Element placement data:
◇ ◇ ◇ ◇ ◇

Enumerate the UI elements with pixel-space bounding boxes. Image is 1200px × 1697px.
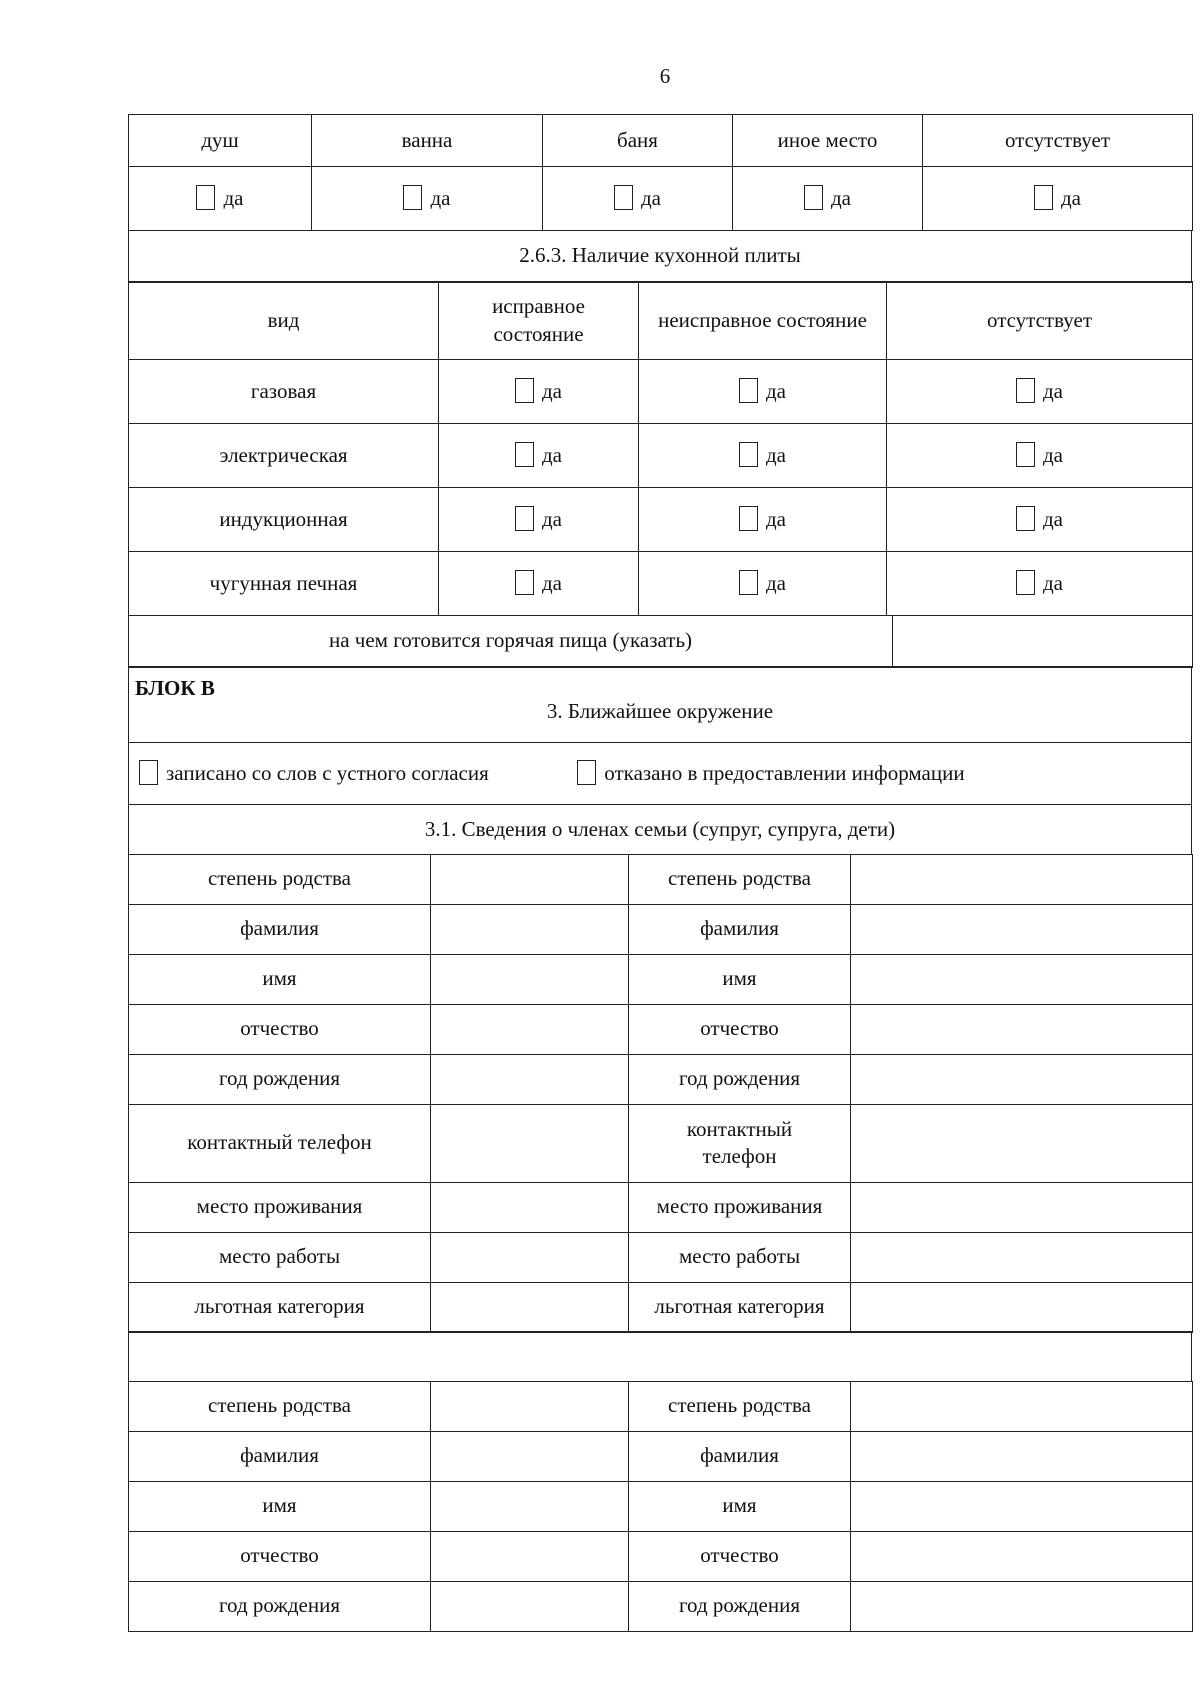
field-input[interactable] [431,854,629,904]
field-input[interactable] [431,1431,629,1481]
hot-food-label: на чем готовится горячая пища (указать) [129,615,893,667]
field-input[interactable] [851,1104,1193,1182]
field-input[interactable] [431,1531,629,1581]
washing-header: баня [543,115,733,167]
field-input[interactable] [851,1232,1193,1282]
field-label: имя [629,954,851,1004]
stove-checkbox[interactable] [515,506,534,531]
field-input[interactable] [431,1481,629,1531]
field-input[interactable] [431,1381,629,1431]
hot-food-input[interactable] [893,615,1193,667]
block-b-title: БЛОК В [135,676,215,700]
field-input[interactable] [851,904,1193,954]
field-input[interactable] [431,1054,629,1104]
field-input[interactable] [431,904,629,954]
field-label: имя [129,1481,431,1531]
refusal-checkbox[interactable] [577,760,596,785]
washing-header: ванна [312,115,543,167]
stove-checkbox[interactable] [739,506,758,531]
stove-checkbox[interactable] [739,378,758,403]
consent-checkbox[interactable] [139,760,158,785]
field-input[interactable] [851,1531,1193,1581]
field-label: место проживания [629,1182,851,1232]
stove-type: чугунная печная [129,552,439,616]
stove-checkbox[interactable] [1016,570,1035,595]
hot-food-table [128,615,1193,668]
stove-checkbox[interactable] [1016,506,1035,531]
page-number: 6 [659,64,671,88]
family-table-2 [128,1381,1193,1632]
field-input[interactable] [431,1282,629,1332]
refusal-label: отказано в предоставлении информации [604,760,965,785]
stove-type: электрическая [129,424,439,488]
field-input[interactable] [851,1481,1193,1531]
field-input[interactable] [851,1182,1193,1232]
stove-title-table [128,230,1192,283]
field-input[interactable] [851,1581,1193,1631]
field-input[interactable] [851,954,1193,1004]
stove-checkbox[interactable] [739,442,758,467]
field-label: фамилия [629,904,851,954]
field-label: степень родства [629,854,851,904]
stove-checkbox[interactable] [515,378,534,403]
field-label: место работы [629,1232,851,1282]
consent-label: записано со слов с устного согласия [166,760,489,785]
stove-section-title: 2.6.3. Наличие кухонной плиты [129,230,1192,282]
washing-header: иное место [733,115,923,167]
field-label: отчество [629,1531,851,1581]
stove-header: исправное состояние [439,282,639,360]
washing-checkbox[interactable] [804,185,823,210]
stove-checkbox[interactable] [515,442,534,467]
field-label: место работы [129,1232,431,1282]
washing-header: душ [129,115,312,167]
blank-row [129,1332,1192,1382]
field-input[interactable] [431,1581,629,1631]
field-label: контактный телефон [629,1104,851,1182]
stove-type: индукционная [129,488,439,552]
washing-checkbox[interactable] [1034,185,1053,210]
field-label: степень родства [629,1381,851,1431]
field-input[interactable] [431,1232,629,1282]
stove-header: вид [129,282,439,360]
field-input[interactable] [431,1104,629,1182]
stove-checkbox[interactable] [739,570,758,595]
field-label: год рождения [629,1581,851,1631]
block-b-subtitle: 3. Ближайшее окружение [546,699,774,724]
field-label: степень родства [129,1381,431,1431]
washing-table: душ ванна баня иное место отсутствует да да да да да [128,114,1193,231]
field-label: контактный телефон [129,1104,431,1182]
field-label: отчество [129,1531,431,1581]
field-label: место проживания [129,1182,431,1232]
field-input[interactable] [851,854,1193,904]
field-input[interactable] [851,1004,1193,1054]
stove-checkbox[interactable] [515,570,534,595]
field-input[interactable] [851,1381,1193,1431]
field-label: фамилия [629,1431,851,1481]
field-input[interactable] [431,1004,629,1054]
field-input[interactable] [851,1431,1193,1481]
field-input[interactable] [431,954,629,1004]
field-input[interactable] [851,1282,1193,1332]
field-input[interactable] [431,1182,629,1232]
field-label: льготная категория [129,1282,431,1332]
field-label: год рождения [129,1054,431,1104]
washing-checkbox[interactable] [196,185,215,210]
field-label: степень родства [129,854,431,904]
washing-checkbox[interactable] [614,185,633,210]
washing-header: отсутствует [923,115,1193,167]
family-table-1 [128,854,1193,1333]
field-input[interactable] [851,1054,1193,1104]
spacer-row [128,1331,1192,1382]
washing-checkbox[interactable] [403,185,422,210]
field-label: фамилия [129,1431,431,1481]
form-page [128,114,1192,1632]
stove-type: газовая [129,360,439,424]
field-label: отчество [629,1004,851,1054]
family-section-title: 3.1. Сведения о членах семьи (супруг, супруга, дети) [129,805,1192,855]
stove-checkbox[interactable] [1016,442,1035,467]
field-label: фамилия [129,904,431,954]
field-label: льготная категория [629,1282,851,1332]
field-label: отчество [129,1004,431,1054]
stove-checkbox[interactable] [1016,378,1035,403]
stove-header: неисправное состояние [639,282,887,360]
block-b-table [128,666,1192,855]
stove-table: вид исправное состояние неисправное состояние отсутствует газовая да да да электрическая да да да индукционная да да да чугунная печная да да да [128,281,1193,616]
field-label: год рождения [129,1581,431,1631]
field-label: имя [629,1481,851,1531]
field-label: имя [129,954,431,1004]
field-label: год рождения [629,1054,851,1104]
stove-header: отсутствует [887,282,1193,360]
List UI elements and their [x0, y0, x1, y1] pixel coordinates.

◇ ◇ ◇ ◇ ◇

§ **YOUR TASK**
Output the lines of the records verbatim, beginning with the line containing "field-input[interactable] [431,854,629,904]" and ending after the line containing "field-label: место проживания [629,1182,851,1232]".

§ **PROBLEM SOLUTION**
field-input[interactable] [431,854,629,904]
field-input[interactable] [431,1431,629,1481]
hot-food-label: на чем готовится горячая пища (указать) [129,615,893,667]
field-input[interactable] [851,1104,1193,1182]
field-input[interactable] [431,1531,629,1581]
washing-header: баня [543,115,733,167]
field-input[interactable] [851,1232,1193,1282]
field-label: имя [629,954,851,1004]
stove-checkbox[interactable] [515,506,534,531]
field-input[interactable] [431,1481,629,1531]
field-input[interactable] [431,1381,629,1431]
hot-food-input[interactable] [893,615,1193,667]
block-b-title: БЛОК В [135,676,215,700]
field-input[interactable] [851,904,1193,954]
field-input[interactable] [431,1054,629,1104]
field-input[interactable] [431,904,629,954]
field-label: имя [129,1481,431,1531]
refusal-checkbox[interactable] [577,760,596,785]
washing-header: ванна [312,115,543,167]
stove-checkbox[interactable] [739,506,758,531]
stove-checkbox[interactable] [739,378,758,403]
consent-checkbox[interactable] [139,760,158,785]
field-input[interactable] [851,1531,1193,1581]
field-label: место проживания [629,1182,851,1232]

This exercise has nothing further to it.